## Passage:
..............................

Re: Re http://www.w3.org/2001/tag/group/track/actions/510

Re-mailing with TAG action references so Tracker will pick them up 
(ironically, the reference to the action URI in the subject doesn't do it, 
I think, only the syntax below.)  Anyway...

Tracker, this relates to TAG ACTION-510 and to ACTION-580.

BTW: Tim is indeed the person to ask, but my reading is: yes, removal of 
that section resolves the concern and renders the issue moot. Not sure 
whether I can find Tim before then, so I'll arrange for confirmation no 
later than the 13-15 Sept. TAG F2F.  Thank you.

Noah


On 8/11/2011 8:20 PM, Sam Ruby wrote:
> Does the following change sufficiently make the issue moot?
>
> http://html5.org/r/6427
>
> - Sam Ruby
>
> On 06/27/2011 10:50 AM, Tim Berners-Lee wrote:
>>
>> On 2011-05 -26, at 01:20, Ian Hickson wrote:
>>
>>> On Fri, 20 May 2011, Tim Berners-Lee wrote:
>>>>>
>>>>> http://dev.w3.org/html5/md/#examples
>>>>>
>>>>> In the example, the HCARD data is to be parsed to produce RDF data
>>>>> with a predicate whose URI is
>>>>> http://www.w3.org/1999/xhtml/microdata#http://microformats.org/profile/hcard%23:adr
>>>>>
>>>>>
>>>>>
>>>>> That is an appalling URI, for a number of reasons.

..............................

## Data records:
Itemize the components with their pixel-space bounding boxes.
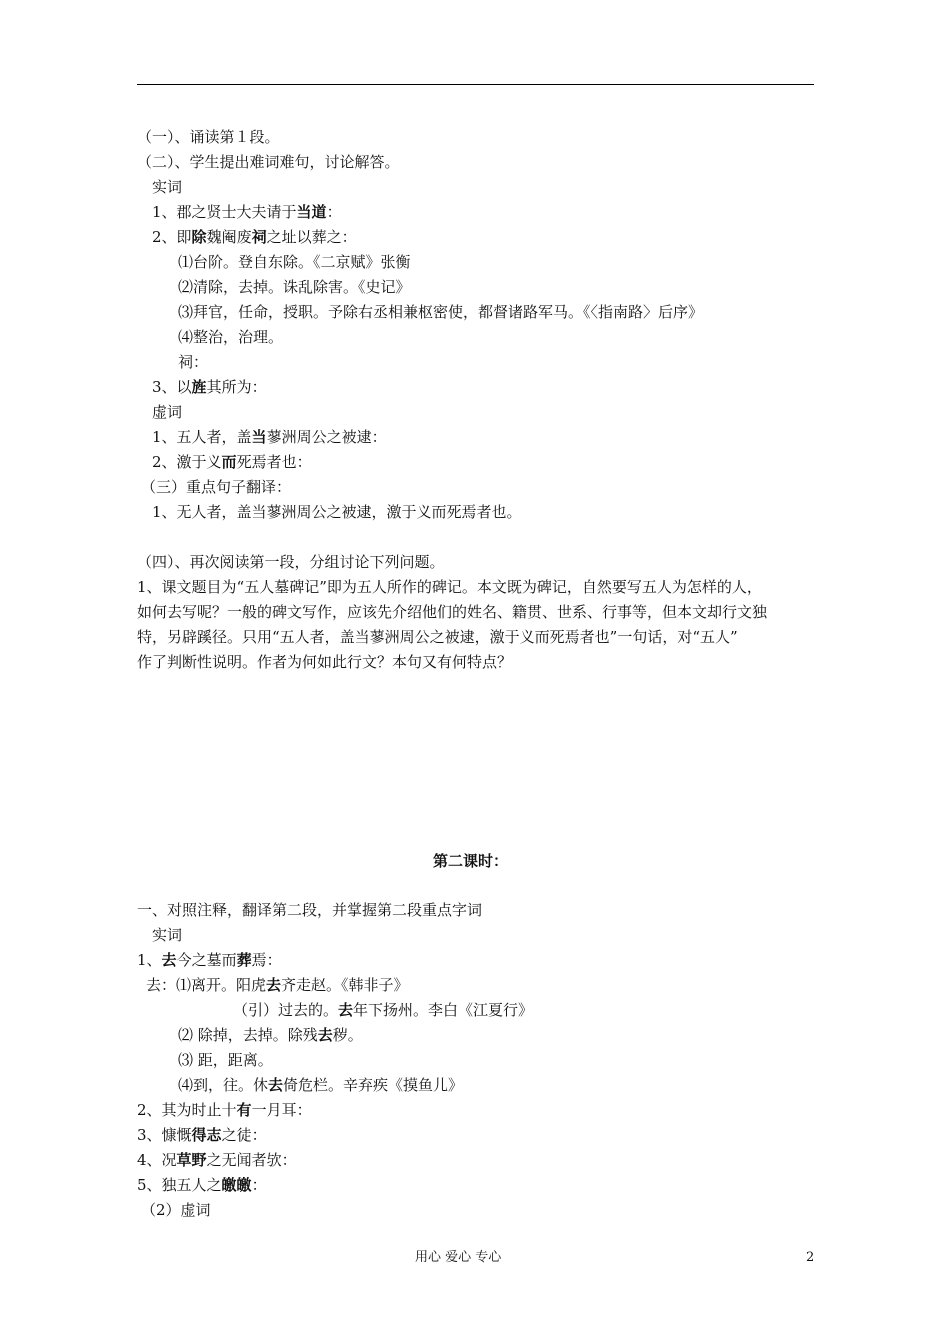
word-2-keyword: 有 [236,1101,252,1119]
footer-motto: 用心 爱心 专心 [415,1250,502,1265]
word-1-end: 焉： [251,951,282,969]
word-4-text: 4、况 [137,1151,177,1169]
xuci-2-keyword: 而 [221,453,237,471]
qu-1-end: 齐走赵。《韩非子》 [281,976,409,994]
word-3-text: 3、慷慨 [137,1126,192,1144]
question-2-keyword-2: 祠 [251,228,267,246]
xuci-1-keyword: 当 [251,428,267,446]
word-4-end: 之无闻者欤： [206,1151,297,1169]
question-2-text-mid: 魏阉废 [206,228,252,246]
word-4-keyword: 草野 [176,1151,207,1169]
qu-4-keyword: 去 [268,1076,284,1094]
chu-meaning-2: ⑵清除，去掉。诛乱除害。《史记》 [178,278,411,296]
word-1 [137,950,282,970]
xuci-1-end: 蓼洲周公之被逮： [266,428,387,446]
qu-meaning-3: ⑶ 距，距离。 [178,1051,273,1069]
qu-1-keyword: 去 [266,976,282,994]
word-3-end: 之徒： [221,1126,267,1144]
ci-label: 祠： [178,353,209,371]
qu-4-text: ⑷到，往。休 [178,1076,269,1094]
word-1-keyword: 去 [161,951,177,969]
shici-label: 实词 [152,178,183,196]
qu-meaning-4 [178,1075,463,1095]
lesson-2-shici-label: 实词 [152,926,183,944]
word-5 [137,1175,267,1195]
question-3-text: 3、以 [152,378,192,396]
chu-meaning-4: ⑷整治，治理。 [178,328,284,346]
paragraph-line-2: 如何去写呢？一般的碑文写作，应该先介绍他们的姓名、籍贯、世系、行事等，但本文却行文独 [137,603,768,621]
question-1 [152,202,342,222]
question-1-text: 1、郡之贤士大夫请于 [152,203,297,221]
lesson-2-task: 一、对照注释，翻译第二段，并掌握第二段重点字词 [137,901,483,919]
question-2 [152,227,357,247]
question-2-text: 2、即 [152,228,192,246]
word-2 [137,1100,312,1120]
qu-2-keyword: 去 [317,1026,333,1044]
xuci-question-2 [152,452,312,472]
lesson-2-heading: 第二课时： [433,852,509,870]
word-5-end: ： [251,1176,267,1194]
question-1-end: ： [326,203,342,221]
question-3 [152,377,267,397]
word-1-keyword-2: 葬 [236,951,252,969]
chu-meaning-3: ⑶拜官，任命，授职。予除右丞相兼枢密使，都督诸路军马。《〈指南路〉后序》 [178,303,704,321]
qu-meaning-2 [178,1025,363,1045]
qu-meaning-1b [233,1000,533,1020]
xuci-2-end: 死焉者也： [236,453,312,471]
xuci-1-text: 1、五人者，盖 [152,428,252,446]
word-1-num: 1、 [137,951,162,969]
question-2-end: 之址以葬之： [266,228,357,246]
qu-1b-end: 年下扬州。李白《江夏行》 [353,1001,534,1019]
qu-2-end: 秽。 [332,1026,363,1044]
word-5-text: 5、独五人之 [137,1176,222,1194]
qu-1b-keyword: 去 [338,1001,354,1019]
question-2-keyword: 除 [191,228,207,246]
paragraph-line-1: 1、课文题目为“五人墓碑记”即为五人所作的碑记。本文既为碑记，自然要写五人为怎样的人， [137,578,762,596]
page-number: 2 [806,1250,815,1265]
word-3 [137,1125,267,1145]
xuci-label: 虚词 [152,403,183,421]
item-c: （三）重点句子翻译： [141,478,292,496]
word-2-text: 2、其为时止十 [137,1101,237,1119]
qu-meaning-1 [146,975,409,995]
qu-2-text: ⑵ 除掉，去掉。除残 [178,1026,318,1044]
paragraph-line-4: 作了判断性说明。作者为何如此行文？本句又有何特点？ [137,653,513,671]
translation-1: 1、无人者，盖当蓼洲周公之被逮，激于义而死焉者也。 [152,503,522,521]
question-1-keyword: 当道 [296,203,327,221]
word-5-keyword: 皦皦 [221,1176,252,1194]
xuci-question-1 [152,427,387,447]
header-rule [137,84,814,85]
lesson-2-xuci-label: （2）虚词 [141,1201,211,1219]
qu-1b-text: （引）过去的。 [233,1001,339,1019]
xuci-2-text: 2、激于义 [152,453,222,471]
chu-meaning-1: ⑴台阶。登自东除。《二京赋》张衡 [178,253,411,271]
question-3-keyword: 旌 [191,378,207,396]
question-3-end: 其所为： [206,378,267,396]
word-3-keyword: 得志 [191,1126,222,1144]
qu-1-text: 去：⑴离开。阳虎 [146,976,267,994]
item-d: （四）、再次阅读第一段，分组讨论下列问题。 [137,553,445,571]
paragraph-line-3: 特，另辟蹊径。只用“五人者，盖当蓼洲周公之被逮，激于义而死焉者也”一句话，对“五人” [137,628,738,646]
word-1-mid: 今之墓而 [176,951,237,969]
item-b: （二）、学生提出难词难句，讨论解答。 [137,153,400,171]
item-a: （一）、诵读第１段。 [137,128,280,146]
word-2-end: 一月耳： [251,1101,312,1119]
word-4 [137,1150,297,1170]
qu-4-end: 倚危栏。辛弃疾《摸鱼儿》 [283,1076,464,1094]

..............................

## Exercises:
1 > According to the email, by which meeting will confirmation be arranged at the latest?
2 > Name every person mentioned in the email.
3 > Reproduce the email word for word, beginning at the words "Tracker, this relates" and stopping after "the issue moot?".
The material comes from a source separate from the email.

## Solutions to the tasks:
1 > The 13-15 Sept. TAG F2F.

2 > Noah, Sam Ruby, Tim Berners-Lee, Ian Hickson

3 >
Tracker, this relates to TAG ACTION-510 and to ACTION-580.

BTW: Tim is indeed the person to ask, but my reading is: yes, removal of 
that section resolves the concern and renders the issue moot. Not sure 
whether I can find Tim before then, so I'll arrange for confirmation no 
later than the 13-15 Sept. TAG F2F.  Thank you.

Noah


On 8/11/2011 8:20 PM, Sam Ruby wrote:
> Does the following change sufficiently make the issue moot?